**Exercise goal:** In the listing below, count each line containing "name" and answer with the count only.

========

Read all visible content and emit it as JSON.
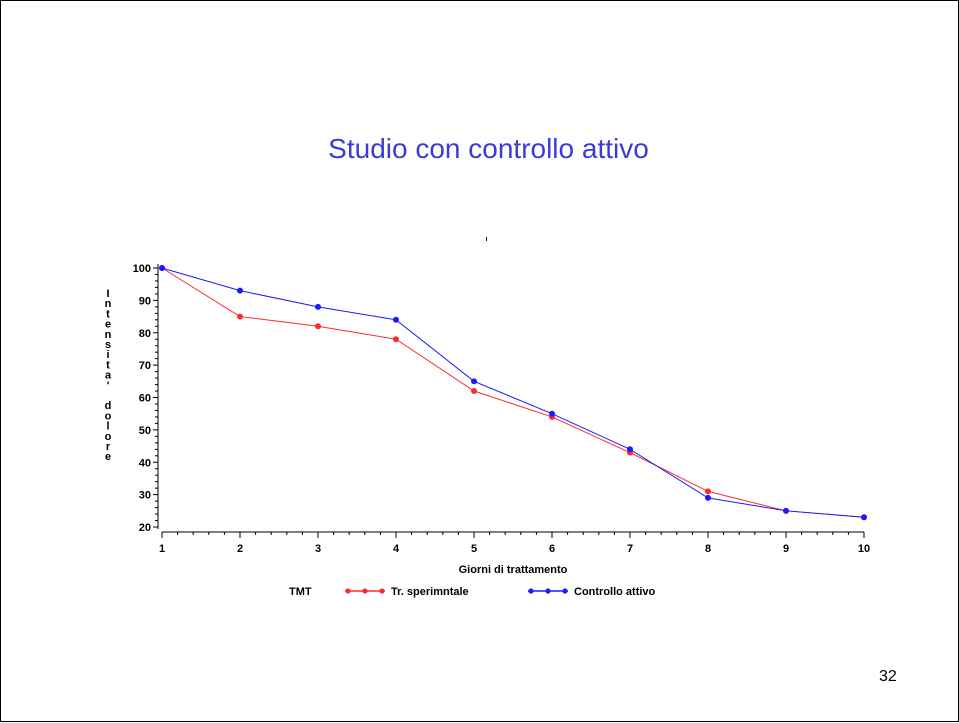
{
  "slide": {
    "title": "Studio con controllo attivo",
    "page_number": "32"
  },
  "chart_data": {
    "type": "line",
    "title": "",
    "xlabel": "Giorni di trattamento",
    "ylabel": "Intensita' dolore",
    "x": [
      1,
      2,
      3,
      4,
      5,
      6,
      7,
      8,
      9,
      10
    ],
    "xlim": [
      1,
      10
    ],
    "ylim": [
      20,
      100
    ],
    "yticks": [
      20,
      30,
      40,
      50,
      60,
      70,
      80,
      90,
      100
    ],
    "grid": false,
    "legend": {
      "title": "TMT",
      "placement": "bottom"
    },
    "series": [
      {
        "name": "Tr. sperimntale",
        "color": "#ff2a2a",
        "values": [
          100,
          85,
          82,
          78,
          62,
          54,
          43,
          31,
          25,
          23
        ]
      },
      {
        "name": "Controllo attivo",
        "color": "#1a1aff",
        "values": [
          100,
          93,
          88,
          84,
          65,
          55,
          44,
          29,
          25,
          23
        ]
      }
    ]
  }
}
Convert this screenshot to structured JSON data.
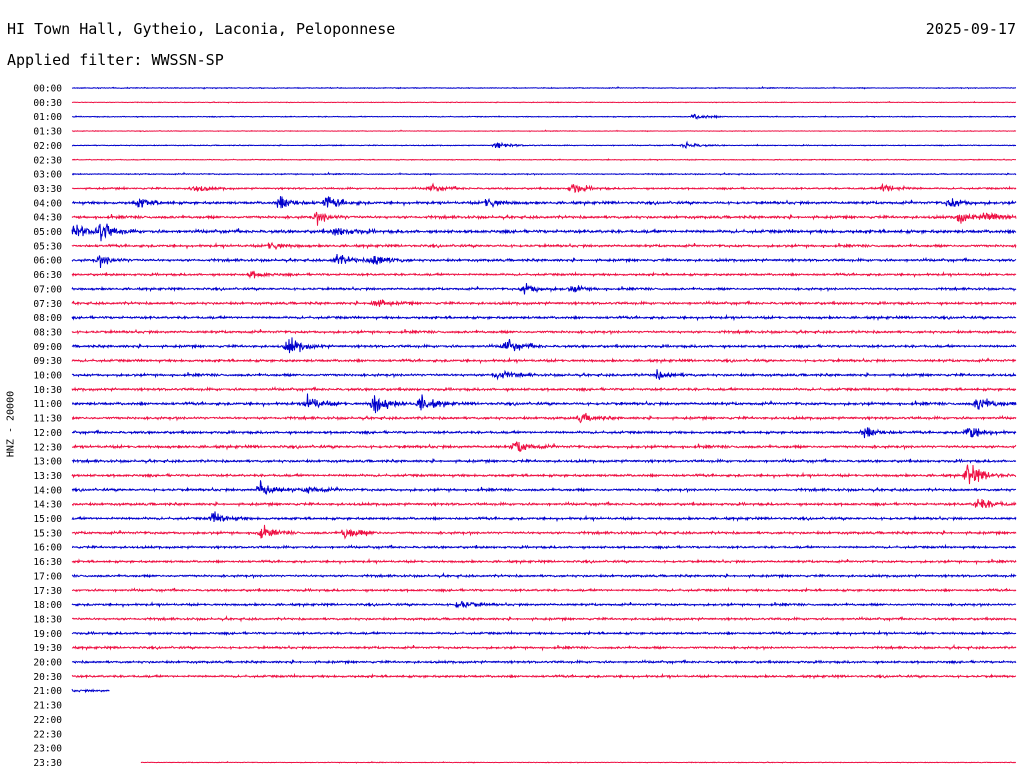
{
  "header": {
    "station": "HI Town Hall, Gytheio, Laconia, Peloponnese",
    "date": "2025-09-17",
    "filter": "Applied filter: WWSSN-SP"
  },
  "chart_data": {
    "type": "line",
    "title": "HI Town Hall, Gytheio, Laconia, Peloponnese",
    "ylabel": "HNZ - 20000",
    "row_labels": [
      "00:00",
      "00:30",
      "01:00",
      "01:30",
      "02:00",
      "02:30",
      "03:00",
      "03:30",
      "04:00",
      "04:30",
      "05:00",
      "05:30",
      "06:00",
      "06:30",
      "07:00",
      "07:30",
      "08:00",
      "08:30",
      "09:00",
      "09:30",
      "10:00",
      "10:30",
      "11:00",
      "11:30",
      "12:00",
      "12:30",
      "13:00",
      "13:30",
      "14:00",
      "14:30",
      "15:00",
      "15:30",
      "16:00",
      "16:30",
      "17:00",
      "17:30",
      "18:00",
      "18:30",
      "19:00",
      "19:30",
      "20:00",
      "20:30",
      "21:00",
      "21:30",
      "22:00",
      "22:30",
      "23:00",
      "23:30"
    ],
    "row_colors": [
      "#0000cc",
      "#ee1144"
    ],
    "amplitude": [
      0.2,
      0.15,
      0.2,
      0.15,
      0.2,
      0.2,
      0.25,
      0.4,
      0.6,
      0.6,
      0.7,
      0.55,
      0.55,
      0.5,
      0.5,
      0.55,
      0.55,
      0.55,
      0.55,
      0.55,
      0.55,
      0.55,
      0.6,
      0.55,
      0.55,
      0.6,
      0.55,
      0.55,
      0.55,
      0.55,
      0.55,
      0.55,
      0.5,
      0.5,
      0.5,
      0.5,
      0.5,
      0.5,
      0.5,
      0.5,
      0.5,
      0.5,
      0.5,
      0,
      0,
      0,
      0,
      0.15
    ],
    "trace_fraction": [
      1,
      1,
      1,
      1,
      1,
      1,
      1,
      1,
      1,
      1,
      1,
      1,
      1,
      1,
      1,
      1,
      1,
      1,
      1,
      1,
      1,
      1,
      1,
      1,
      1,
      1,
      1,
      1,
      1,
      1,
      1,
      1,
      1,
      1,
      1,
      1,
      1,
      1,
      1,
      1,
      1,
      1,
      0.04,
      0,
      0,
      0,
      0,
      1
    ],
    "trace_start_fraction": [
      0,
      0,
      0,
      0,
      0,
      0,
      0,
      0,
      0,
      0,
      0,
      0,
      0,
      0,
      0,
      0,
      0,
      0,
      0,
      0,
      0,
      0,
      0,
      0,
      0,
      0,
      0,
      0,
      0,
      0,
      0,
      0,
      0,
      0,
      0,
      0,
      0,
      0,
      0,
      0,
      0,
      0,
      0,
      0,
      0,
      0,
      0,
      0.073
    ],
    "events": [
      {
        "row": 2,
        "t": 0.66,
        "amp": 0.5
      },
      {
        "row": 4,
        "t": 0.45,
        "amp": 0.6
      },
      {
        "row": 4,
        "t": 0.65,
        "amp": 0.6
      },
      {
        "row": 7,
        "t": 0.13,
        "amp": 0.6
      },
      {
        "row": 7,
        "t": 0.38,
        "amp": 0.7
      },
      {
        "row": 7,
        "t": 0.53,
        "amp": 0.8
      },
      {
        "row": 7,
        "t": 0.86,
        "amp": 1.0
      },
      {
        "row": 8,
        "t": 0.07,
        "amp": 0.9
      },
      {
        "row": 8,
        "t": 0.22,
        "amp": 1.2
      },
      {
        "row": 8,
        "t": 0.27,
        "amp": 1.1
      },
      {
        "row": 8,
        "t": 0.44,
        "amp": 1.0
      },
      {
        "row": 8,
        "t": 0.93,
        "amp": 0.9
      },
      {
        "row": 9,
        "t": 0.26,
        "amp": 1.0
      },
      {
        "row": 9,
        "t": 0.94,
        "amp": 1.0
      },
      {
        "row": 9,
        "t": 0.97,
        "amp": 1.1
      },
      {
        "row": 10,
        "t": 0.0,
        "amp": 1.6
      },
      {
        "row": 10,
        "t": 0.03,
        "amp": 1.5
      },
      {
        "row": 10,
        "t": 0.28,
        "amp": 0.9
      },
      {
        "row": 11,
        "t": 0.21,
        "amp": 0.8
      },
      {
        "row": 12,
        "t": 0.03,
        "amp": 0.9
      },
      {
        "row": 12,
        "t": 0.28,
        "amp": 1.1
      },
      {
        "row": 12,
        "t": 0.32,
        "amp": 1.3
      },
      {
        "row": 13,
        "t": 0.19,
        "amp": 0.6
      },
      {
        "row": 14,
        "t": 0.48,
        "amp": 1.0
      },
      {
        "row": 14,
        "t": 0.53,
        "amp": 0.6
      },
      {
        "row": 15,
        "t": 0.32,
        "amp": 0.9
      },
      {
        "row": 18,
        "t": 0.23,
        "amp": 1.5
      },
      {
        "row": 18,
        "t": 0.46,
        "amp": 1.3
      },
      {
        "row": 20,
        "t": 0.45,
        "amp": 1.0
      },
      {
        "row": 20,
        "t": 0.62,
        "amp": 0.8
      },
      {
        "row": 22,
        "t": 0.25,
        "amp": 1.5
      },
      {
        "row": 22,
        "t": 0.32,
        "amp": 1.8
      },
      {
        "row": 22,
        "t": 0.37,
        "amp": 1.4
      },
      {
        "row": 22,
        "t": 0.96,
        "amp": 1.3
      },
      {
        "row": 23,
        "t": 0.54,
        "amp": 0.8
      },
      {
        "row": 24,
        "t": 0.84,
        "amp": 1.0
      },
      {
        "row": 24,
        "t": 0.95,
        "amp": 1.3
      },
      {
        "row": 25,
        "t": 0.47,
        "amp": 1.2
      },
      {
        "row": 27,
        "t": 0.95,
        "amp": 2.2
      },
      {
        "row": 28,
        "t": 0.2,
        "amp": 1.6
      },
      {
        "row": 28,
        "t": 0.25,
        "amp": 0.7
      },
      {
        "row": 29,
        "t": 0.96,
        "amp": 1.3
      },
      {
        "row": 30,
        "t": 0.15,
        "amp": 1.1
      },
      {
        "row": 31,
        "t": 0.2,
        "amp": 1.0
      },
      {
        "row": 31,
        "t": 0.29,
        "amp": 1.2
      },
      {
        "row": 36,
        "t": 0.41,
        "amp": 0.8
      }
    ]
  }
}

========

**Output:** 2